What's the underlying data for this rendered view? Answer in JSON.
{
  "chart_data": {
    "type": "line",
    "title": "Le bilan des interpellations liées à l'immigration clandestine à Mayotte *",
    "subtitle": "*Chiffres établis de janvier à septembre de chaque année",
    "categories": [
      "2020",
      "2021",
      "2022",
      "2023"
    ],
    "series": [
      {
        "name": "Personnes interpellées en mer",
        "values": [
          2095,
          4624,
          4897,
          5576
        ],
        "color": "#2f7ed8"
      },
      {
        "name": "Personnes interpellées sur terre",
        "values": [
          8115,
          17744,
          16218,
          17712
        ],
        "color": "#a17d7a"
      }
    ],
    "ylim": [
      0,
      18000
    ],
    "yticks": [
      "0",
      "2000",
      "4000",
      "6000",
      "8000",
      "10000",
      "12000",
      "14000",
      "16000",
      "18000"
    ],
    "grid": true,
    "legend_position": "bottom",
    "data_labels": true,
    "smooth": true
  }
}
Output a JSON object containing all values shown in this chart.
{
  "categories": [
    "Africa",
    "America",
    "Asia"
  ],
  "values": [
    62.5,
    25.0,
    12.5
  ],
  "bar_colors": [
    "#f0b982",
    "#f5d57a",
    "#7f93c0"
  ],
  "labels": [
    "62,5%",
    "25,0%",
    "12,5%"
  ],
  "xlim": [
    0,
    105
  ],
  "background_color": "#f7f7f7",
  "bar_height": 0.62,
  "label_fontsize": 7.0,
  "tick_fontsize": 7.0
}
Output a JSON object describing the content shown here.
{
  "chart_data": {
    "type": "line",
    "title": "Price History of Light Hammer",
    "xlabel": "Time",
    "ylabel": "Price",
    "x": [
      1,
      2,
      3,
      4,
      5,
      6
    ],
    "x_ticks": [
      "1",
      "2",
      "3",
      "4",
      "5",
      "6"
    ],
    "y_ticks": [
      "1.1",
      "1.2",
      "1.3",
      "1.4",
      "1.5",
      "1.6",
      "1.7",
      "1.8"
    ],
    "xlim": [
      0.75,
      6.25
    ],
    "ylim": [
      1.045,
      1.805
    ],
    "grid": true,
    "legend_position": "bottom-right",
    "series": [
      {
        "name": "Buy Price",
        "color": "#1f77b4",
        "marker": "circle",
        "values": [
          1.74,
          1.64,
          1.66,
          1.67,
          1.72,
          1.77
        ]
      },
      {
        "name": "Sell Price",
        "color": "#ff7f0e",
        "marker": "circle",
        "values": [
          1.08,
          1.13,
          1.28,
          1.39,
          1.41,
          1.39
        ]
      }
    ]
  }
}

---

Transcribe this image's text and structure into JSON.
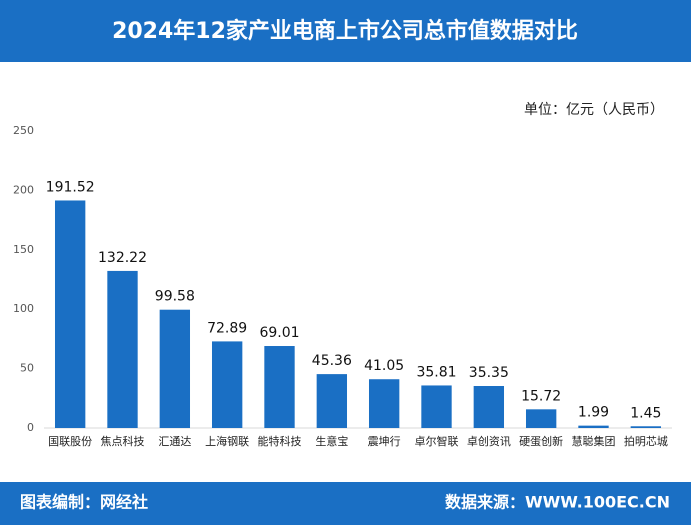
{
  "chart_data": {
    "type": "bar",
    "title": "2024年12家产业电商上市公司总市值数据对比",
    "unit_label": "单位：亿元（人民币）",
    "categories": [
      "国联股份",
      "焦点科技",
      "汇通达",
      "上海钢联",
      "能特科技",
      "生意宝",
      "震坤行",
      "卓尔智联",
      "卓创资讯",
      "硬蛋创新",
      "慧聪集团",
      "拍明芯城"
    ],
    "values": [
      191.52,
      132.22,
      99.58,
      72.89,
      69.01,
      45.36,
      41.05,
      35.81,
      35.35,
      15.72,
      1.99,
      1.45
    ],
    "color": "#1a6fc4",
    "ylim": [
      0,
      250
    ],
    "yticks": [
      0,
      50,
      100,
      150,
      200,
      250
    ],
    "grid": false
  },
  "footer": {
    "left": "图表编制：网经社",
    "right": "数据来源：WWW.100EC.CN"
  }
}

* * *

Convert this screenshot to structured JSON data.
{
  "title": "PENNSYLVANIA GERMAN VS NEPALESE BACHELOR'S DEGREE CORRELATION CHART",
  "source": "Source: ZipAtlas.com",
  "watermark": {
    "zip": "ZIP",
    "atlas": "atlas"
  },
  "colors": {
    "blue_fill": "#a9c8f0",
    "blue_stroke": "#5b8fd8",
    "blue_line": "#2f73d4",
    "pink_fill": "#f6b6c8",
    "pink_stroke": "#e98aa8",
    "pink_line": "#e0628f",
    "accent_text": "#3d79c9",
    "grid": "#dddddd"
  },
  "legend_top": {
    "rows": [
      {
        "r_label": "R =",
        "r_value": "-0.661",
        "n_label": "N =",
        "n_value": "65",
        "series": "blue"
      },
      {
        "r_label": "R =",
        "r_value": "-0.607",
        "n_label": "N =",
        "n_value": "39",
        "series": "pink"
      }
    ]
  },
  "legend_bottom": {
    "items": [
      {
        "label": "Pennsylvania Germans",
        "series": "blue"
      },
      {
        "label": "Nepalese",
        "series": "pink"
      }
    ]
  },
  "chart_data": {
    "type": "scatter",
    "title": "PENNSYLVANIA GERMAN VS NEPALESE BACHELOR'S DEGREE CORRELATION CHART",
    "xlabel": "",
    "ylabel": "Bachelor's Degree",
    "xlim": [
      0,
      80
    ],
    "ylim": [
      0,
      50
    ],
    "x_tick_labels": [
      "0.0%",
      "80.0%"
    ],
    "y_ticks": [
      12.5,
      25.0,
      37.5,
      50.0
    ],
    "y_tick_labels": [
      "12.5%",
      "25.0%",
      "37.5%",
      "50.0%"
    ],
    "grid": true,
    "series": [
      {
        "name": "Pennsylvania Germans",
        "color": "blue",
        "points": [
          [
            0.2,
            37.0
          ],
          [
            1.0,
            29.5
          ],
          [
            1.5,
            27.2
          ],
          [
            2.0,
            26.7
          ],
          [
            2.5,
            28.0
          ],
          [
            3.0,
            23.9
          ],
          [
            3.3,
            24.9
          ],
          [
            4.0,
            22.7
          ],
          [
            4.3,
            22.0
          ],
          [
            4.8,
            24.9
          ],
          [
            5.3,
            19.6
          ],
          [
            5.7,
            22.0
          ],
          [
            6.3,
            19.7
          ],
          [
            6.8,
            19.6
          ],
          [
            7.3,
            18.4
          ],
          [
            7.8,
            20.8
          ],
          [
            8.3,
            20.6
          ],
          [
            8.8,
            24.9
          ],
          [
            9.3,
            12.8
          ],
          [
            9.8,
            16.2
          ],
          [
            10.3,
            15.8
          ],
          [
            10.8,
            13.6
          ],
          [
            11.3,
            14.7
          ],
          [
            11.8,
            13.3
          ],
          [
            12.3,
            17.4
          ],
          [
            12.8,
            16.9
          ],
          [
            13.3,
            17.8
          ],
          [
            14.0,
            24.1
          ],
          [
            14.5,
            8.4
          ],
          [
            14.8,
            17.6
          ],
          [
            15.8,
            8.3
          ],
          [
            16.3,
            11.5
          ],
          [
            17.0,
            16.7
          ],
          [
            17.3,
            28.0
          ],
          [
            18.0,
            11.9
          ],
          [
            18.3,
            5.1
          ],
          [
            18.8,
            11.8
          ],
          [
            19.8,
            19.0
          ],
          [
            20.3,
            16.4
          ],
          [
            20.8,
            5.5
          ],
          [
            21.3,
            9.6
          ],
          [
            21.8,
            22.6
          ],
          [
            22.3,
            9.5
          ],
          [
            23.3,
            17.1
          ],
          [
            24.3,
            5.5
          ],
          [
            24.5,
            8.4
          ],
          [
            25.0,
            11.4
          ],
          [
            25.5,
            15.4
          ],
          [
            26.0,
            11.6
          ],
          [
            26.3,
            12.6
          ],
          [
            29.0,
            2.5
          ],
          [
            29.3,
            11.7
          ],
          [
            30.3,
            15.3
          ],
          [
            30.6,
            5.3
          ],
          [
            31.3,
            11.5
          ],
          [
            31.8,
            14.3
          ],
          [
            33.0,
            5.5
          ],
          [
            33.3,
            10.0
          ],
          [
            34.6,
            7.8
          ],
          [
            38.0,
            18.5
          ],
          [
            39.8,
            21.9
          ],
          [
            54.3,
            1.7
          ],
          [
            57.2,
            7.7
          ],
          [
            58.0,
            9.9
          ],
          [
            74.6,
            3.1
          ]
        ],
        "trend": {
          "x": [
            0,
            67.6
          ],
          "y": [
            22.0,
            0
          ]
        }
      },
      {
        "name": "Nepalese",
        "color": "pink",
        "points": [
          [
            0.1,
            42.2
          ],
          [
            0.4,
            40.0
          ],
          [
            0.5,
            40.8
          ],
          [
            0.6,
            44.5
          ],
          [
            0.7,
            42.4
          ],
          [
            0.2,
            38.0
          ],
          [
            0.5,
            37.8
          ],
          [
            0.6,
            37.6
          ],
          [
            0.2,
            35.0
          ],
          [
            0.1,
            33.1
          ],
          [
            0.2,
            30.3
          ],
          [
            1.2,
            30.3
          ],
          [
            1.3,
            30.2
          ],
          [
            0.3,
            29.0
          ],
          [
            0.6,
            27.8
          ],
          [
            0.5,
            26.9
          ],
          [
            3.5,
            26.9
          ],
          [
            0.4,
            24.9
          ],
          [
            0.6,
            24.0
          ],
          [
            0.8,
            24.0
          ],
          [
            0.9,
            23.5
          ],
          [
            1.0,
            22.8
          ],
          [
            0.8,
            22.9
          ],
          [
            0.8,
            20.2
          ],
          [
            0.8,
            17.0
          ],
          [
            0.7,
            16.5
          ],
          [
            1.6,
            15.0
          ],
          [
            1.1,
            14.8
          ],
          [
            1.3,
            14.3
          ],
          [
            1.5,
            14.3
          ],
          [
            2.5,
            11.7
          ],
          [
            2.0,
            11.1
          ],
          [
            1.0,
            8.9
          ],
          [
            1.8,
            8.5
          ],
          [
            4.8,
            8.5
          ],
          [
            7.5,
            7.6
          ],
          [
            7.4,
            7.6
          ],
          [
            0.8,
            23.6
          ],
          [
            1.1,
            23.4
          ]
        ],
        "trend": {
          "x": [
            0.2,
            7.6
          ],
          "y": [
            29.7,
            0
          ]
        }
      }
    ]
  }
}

GOAL
Take each line containing the string "interpellées" and copy it out.

ANSWER TO THE PROBLEM
        "name": "Personnes interpellées en mer",
        "name": "Personnes interpellées sur terre",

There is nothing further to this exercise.